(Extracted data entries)
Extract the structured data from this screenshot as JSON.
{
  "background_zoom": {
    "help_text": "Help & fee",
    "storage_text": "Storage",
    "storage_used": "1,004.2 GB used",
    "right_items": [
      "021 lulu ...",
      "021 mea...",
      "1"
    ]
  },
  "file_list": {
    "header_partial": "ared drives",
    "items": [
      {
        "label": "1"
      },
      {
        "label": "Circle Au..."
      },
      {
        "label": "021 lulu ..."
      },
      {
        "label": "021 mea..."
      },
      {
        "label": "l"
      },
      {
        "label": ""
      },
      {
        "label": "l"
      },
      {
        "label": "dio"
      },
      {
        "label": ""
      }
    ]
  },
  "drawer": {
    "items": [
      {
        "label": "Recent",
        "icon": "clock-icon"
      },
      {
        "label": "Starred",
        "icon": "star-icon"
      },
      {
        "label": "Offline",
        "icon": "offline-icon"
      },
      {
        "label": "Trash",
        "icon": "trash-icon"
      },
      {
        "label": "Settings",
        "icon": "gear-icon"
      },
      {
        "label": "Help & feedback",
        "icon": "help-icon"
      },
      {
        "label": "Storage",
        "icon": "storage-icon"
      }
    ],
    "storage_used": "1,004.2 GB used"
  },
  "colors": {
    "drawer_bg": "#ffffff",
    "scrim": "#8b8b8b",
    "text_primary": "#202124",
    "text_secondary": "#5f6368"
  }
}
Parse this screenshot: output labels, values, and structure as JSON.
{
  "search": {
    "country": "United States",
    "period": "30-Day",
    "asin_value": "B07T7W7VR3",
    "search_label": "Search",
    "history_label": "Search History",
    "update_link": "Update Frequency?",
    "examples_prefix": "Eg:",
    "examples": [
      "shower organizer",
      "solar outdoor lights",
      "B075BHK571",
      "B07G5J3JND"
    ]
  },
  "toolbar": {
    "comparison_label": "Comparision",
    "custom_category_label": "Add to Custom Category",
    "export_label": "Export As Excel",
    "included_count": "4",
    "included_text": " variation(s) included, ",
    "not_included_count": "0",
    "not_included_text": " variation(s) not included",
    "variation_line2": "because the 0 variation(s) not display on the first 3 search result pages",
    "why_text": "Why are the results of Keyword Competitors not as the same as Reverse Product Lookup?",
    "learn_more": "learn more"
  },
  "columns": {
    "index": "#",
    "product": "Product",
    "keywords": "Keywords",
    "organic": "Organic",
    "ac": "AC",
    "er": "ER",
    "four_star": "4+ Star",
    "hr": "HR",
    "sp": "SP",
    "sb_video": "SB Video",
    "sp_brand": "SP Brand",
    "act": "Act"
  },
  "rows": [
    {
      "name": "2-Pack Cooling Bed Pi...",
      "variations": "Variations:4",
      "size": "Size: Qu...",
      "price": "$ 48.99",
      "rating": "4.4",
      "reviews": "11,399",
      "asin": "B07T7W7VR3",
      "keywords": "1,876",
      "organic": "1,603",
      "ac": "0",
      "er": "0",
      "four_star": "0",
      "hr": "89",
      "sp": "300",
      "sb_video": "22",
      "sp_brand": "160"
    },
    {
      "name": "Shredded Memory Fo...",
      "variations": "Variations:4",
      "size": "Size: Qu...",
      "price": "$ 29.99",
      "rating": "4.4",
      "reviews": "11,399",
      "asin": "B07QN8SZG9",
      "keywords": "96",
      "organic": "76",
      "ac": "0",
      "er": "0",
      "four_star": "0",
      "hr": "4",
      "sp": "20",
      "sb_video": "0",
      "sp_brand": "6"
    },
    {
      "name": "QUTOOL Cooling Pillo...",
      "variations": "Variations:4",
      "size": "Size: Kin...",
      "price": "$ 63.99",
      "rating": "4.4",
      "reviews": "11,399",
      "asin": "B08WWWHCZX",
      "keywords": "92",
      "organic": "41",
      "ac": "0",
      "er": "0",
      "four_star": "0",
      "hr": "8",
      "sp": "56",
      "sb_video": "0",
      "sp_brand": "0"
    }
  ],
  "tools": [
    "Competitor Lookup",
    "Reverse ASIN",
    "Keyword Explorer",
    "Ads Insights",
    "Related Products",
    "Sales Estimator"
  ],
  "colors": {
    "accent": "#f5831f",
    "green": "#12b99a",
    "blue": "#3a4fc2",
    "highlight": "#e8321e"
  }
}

Instructions for the task — Using the records above, copy every line that has the word "screenshot" in it.

Response —
Extract the structured data from this screenshot as JSON.
Parse this screenshot: output labels, values, and structure as JSON.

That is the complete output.